§ **TASK INSTRUCTIONS**
All of the records below must be output exactly, with no pictures carried over.

§ **INPUT**
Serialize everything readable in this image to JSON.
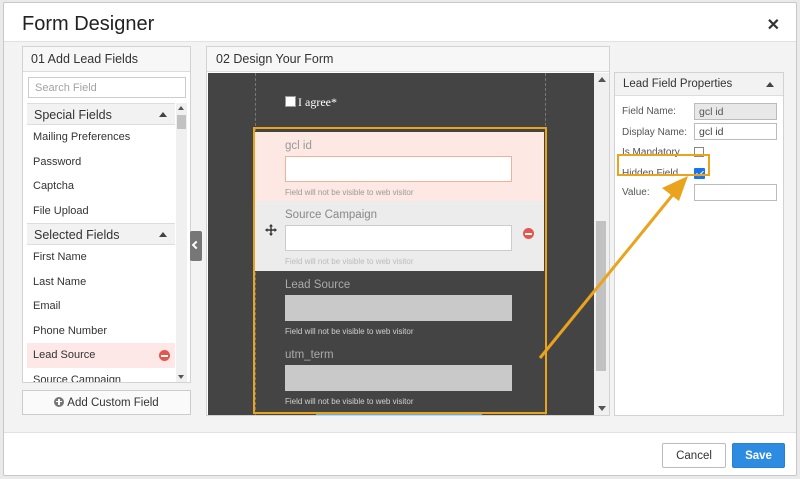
{
  "dialog": {
    "title": "Form Designer",
    "close_icon": "close-icon"
  },
  "left_panel": {
    "header": "01 Add Lead Fields",
    "search_placeholder": "Search Field",
    "special_fields": {
      "label": "Special Fields",
      "items": [
        "Mailing Preferences",
        "Password",
        "Captcha",
        "File Upload"
      ]
    },
    "selected_fields": {
      "label": "Selected Fields",
      "items": [
        "First Name",
        "Last Name",
        "Email",
        "Phone Number",
        "Lead Source",
        "Source Campaign"
      ],
      "active_item": "Lead Source"
    },
    "add_custom_label": "Add Custom Field"
  },
  "center_panel": {
    "header": "02 Design Your Form",
    "agree_label": "I agree*",
    "fields": [
      {
        "label": "gcl id",
        "note": "Field will not be visible to web visitor"
      },
      {
        "label": "Source Campaign",
        "note": "Field will not be visible to web visitor"
      },
      {
        "label": "Lead Source",
        "note": "Field will not be visible to web visitor"
      },
      {
        "label": "utm_term",
        "note": "Field will not be visible to web visitor"
      }
    ]
  },
  "right_panel": {
    "header": "Lead Field Properties",
    "field_name_label": "Field Name:",
    "field_name_value": "gcl id",
    "display_name_label": "Display Name:",
    "display_name_value": "gcl id",
    "is_mandatory_label": "Is Mandatory",
    "is_mandatory_checked": false,
    "hidden_field_label": "Hidden Field",
    "hidden_field_checked": true,
    "value_label": "Value:",
    "value_value": ""
  },
  "footer": {
    "cancel_label": "Cancel",
    "save_label": "Save"
  },
  "colors": {
    "highlight": "#e9a31c",
    "primary": "#2d8be2",
    "remove": "#e3574f",
    "canvas_bg": "#444444"
  }
}
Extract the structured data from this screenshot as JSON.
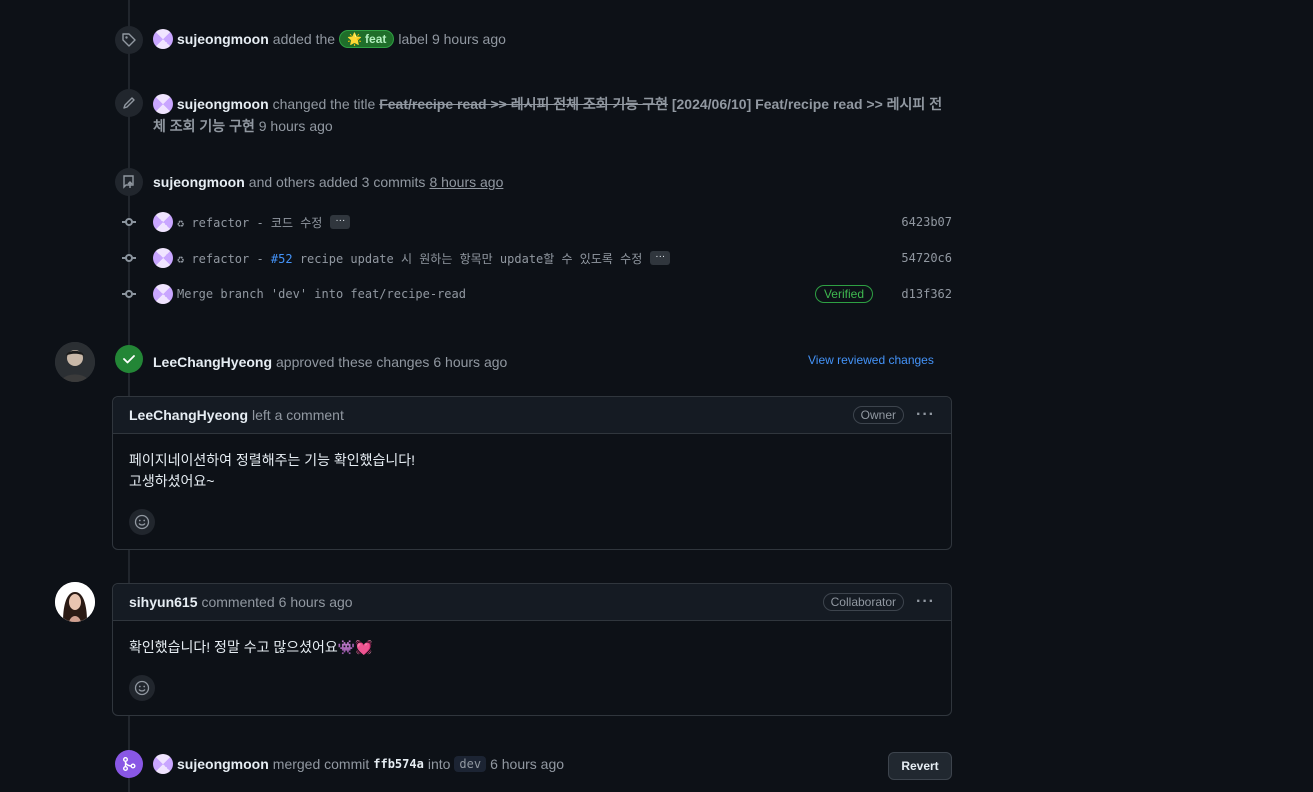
{
  "events": {
    "label_event": {
      "author": "sujeongmoon",
      "action": "added the",
      "label_emoji": "🌟",
      "label_text": "feat",
      "suffix": "label",
      "time": "9 hours ago"
    },
    "rename_event": {
      "author": "sujeongmoon",
      "action": "changed the title",
      "old_title": "Feat/recipe read >> 레시피 전체 조회 기능 구현",
      "new_title_line1": "[2024/06/10] Feat/recipe read >> 레시피 전",
      "new_title_line2": "체 조회 기능 구현",
      "time": "9 hours ago"
    },
    "commits_event": {
      "author": "sujeongmoon",
      "action": "and others added 3 commits",
      "time": "8 hours ago"
    },
    "commits": [
      {
        "message": "♻ refactor - 코드 수정",
        "ellipsis": "···",
        "sha": "6423b07"
      },
      {
        "message_prefix": "♻ refactor - ",
        "issue_ref": "#52",
        "message_suffix": " recipe update 시 원하는 항목만 update할 수 있도록 수정",
        "ellipsis": "···",
        "sha": "54720c6"
      },
      {
        "message": "Merge branch 'dev' into feat/recipe-read",
        "verified": "Verified",
        "sha": "d13f362"
      }
    ],
    "approve_event": {
      "author": "LeeChangHyeong",
      "action": "approved these changes",
      "time": "6 hours ago",
      "link": "View reviewed changes"
    },
    "review_comment": {
      "author": "LeeChangHyeong",
      "action": "left a comment",
      "role": "Owner",
      "kebab": "···",
      "body_line1": "페이지네이션하여 정렬해주는 기능 확인했습니다!",
      "body_line2": "고생하셨어요~"
    },
    "comment": {
      "author": "sihyun615",
      "action": "commented",
      "time": "6 hours ago",
      "role": "Collaborator",
      "kebab": "···",
      "body": "확인했습니다! 정말 수고 많으셨어요👾💓"
    },
    "merge_event": {
      "author": "sujeongmoon",
      "action": "merged commit",
      "commit": "ffb574a",
      "into": "into",
      "branch": "dev",
      "time": "6 hours ago",
      "revert_label": "Revert"
    }
  },
  "icons": {
    "label": "tag-icon",
    "rename": "pencil-icon",
    "commits": "repo-push-icon",
    "commit_node": "git-commit-icon",
    "approved": "check-icon",
    "merged": "git-merge-icon",
    "reaction": "smiley-icon"
  },
  "colors": {
    "background": "#0d1117",
    "approved": "#238636",
    "merged": "#8957e5",
    "link": "#4493f8",
    "verified": "#3fb950"
  }
}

§ **EXERCISE OUTPUT**
Serialize everything readable in this image to JSON.
{
  "dialog": {
    "title": "Form Designer",
    "close_icon": "close-icon"
  },
  "left_panel": {
    "header": "01 Add Lead Fields",
    "search_placeholder": "Search Field",
    "special_fields": {
      "label": "Special Fields",
      "items": [
        "Mailing Preferences",
        "Password",
        "Captcha",
        "File Upload"
      ]
    },
    "selected_fields": {
      "label": "Selected Fields",
      "items": [
        "First Name",
        "Last Name",
        "Email",
        "Phone Number",
        "Lead Source",
        "Source Campaign"
      ],
      "active_item": "Lead Source"
    },
    "add_custom_label": "Add Custom Field"
  },
  "center_panel": {
    "header": "02 Design Your Form",
    "agree_label": "I agree*",
    "fields": [
      {
        "label": "gcl id",
        "note": "Field will not be visible to web visitor"
      },
      {
        "label": "Source Campaign",
        "note": "Field will not be visible to web visitor"
      },
      {
        "label": "Lead Source",
        "note": "Field will not be visible to web visitor"
      },
      {
        "label": "utm_term",
        "note": "Field will not be visible to web visitor"
      }
    ]
  },
  "right_panel": {
    "header": "Lead Field Properties",
    "field_name_label": "Field Name:",
    "field_name_value": "gcl id",
    "display_name_label": "Display Name:",
    "display_name_value": "gcl id",
    "is_mandatory_label": "Is Mandatory",
    "is_mandatory_checked": false,
    "hidden_field_label": "Hidden Field",
    "hidden_field_checked": true,
    "value_label": "Value:",
    "value_value": ""
  },
  "footer": {
    "cancel_label": "Cancel",
    "save_label": "Save"
  },
  "colors": {
    "highlight": "#e9a31c",
    "primary": "#2d8be2",
    "remove": "#e3574f",
    "canvas_bg": "#444444"
  }
}
Extract the structured data from this screenshot as JSON.
{
  "events": {
    "label_event": {
      "author": "sujeongmoon",
      "action": "added the",
      "label_emoji": "🌟",
      "label_text": "feat",
      "suffix": "label",
      "time": "9 hours ago"
    },
    "rename_event": {
      "author": "sujeongmoon",
      "action": "changed the title",
      "old_title": "Feat/recipe read >> 레시피 전체 조회 기능 구현",
      "new_title_line1": "[2024/06/10] Feat/recipe read >> 레시피 전",
      "new_title_line2": "체 조회 기능 구현",
      "time": "9 hours ago"
    },
    "commits_event": {
      "author": "sujeongmoon",
      "action": "and others added 3 commits",
      "time": "8 hours ago"
    },
    "commits": [
      {
        "message": "♻ refactor - 코드 수정",
        "ellipsis": "···",
        "sha": "6423b07"
      },
      {
        "message_prefix": "♻ refactor - ",
        "issue_ref": "#52",
        "message_suffix": " recipe update 시 원하는 항목만 update할 수 있도록 수정",
        "ellipsis": "···",
        "sha": "54720c6"
      },
      {
        "message": "Merge branch 'dev' into feat/recipe-read",
        "verified": "Verified",
        "sha": "d13f362"
      }
    ],
    "approve_event": {
      "author": "LeeChangHyeong",
      "action": "approved these changes",
      "time": "6 hours ago",
      "link": "View reviewed changes"
    },
    "review_comment": {
      "author": "LeeChangHyeong",
      "action": "left a comment",
      "role": "Owner",
      "kebab": "···",
      "body_line1": "페이지네이션하여 정렬해주는 기능 확인했습니다!",
      "body_line2": "고생하셨어요~"
    },
    "comment": {
      "author": "sihyun615",
      "action": "commented",
      "time": "6 hours ago",
      "role": "Collaborator",
      "kebab": "···",
      "body": "확인했습니다! 정말 수고 많으셨어요👾💓"
    },
    "merge_event": {
      "author": "sujeongmoon",
      "action": "merged commit",
      "commit": "ffb574a",
      "into": "into",
      "branch": "dev",
      "time": "6 hours ago",
      "revert_label": "Revert"
    }
  },
  "icons": {
    "label": "tag-icon",
    "rename": "pencil-icon",
    "commits": "repo-push-icon",
    "commit_node": "git-commit-icon",
    "approved": "check-icon",
    "merged": "git-merge-icon",
    "reaction": "smiley-icon"
  },
  "colors": {
    "background": "#0d1117",
    "approved": "#238636",
    "merged": "#8957e5",
    "link": "#4493f8",
    "verified": "#3fb950"
  }
}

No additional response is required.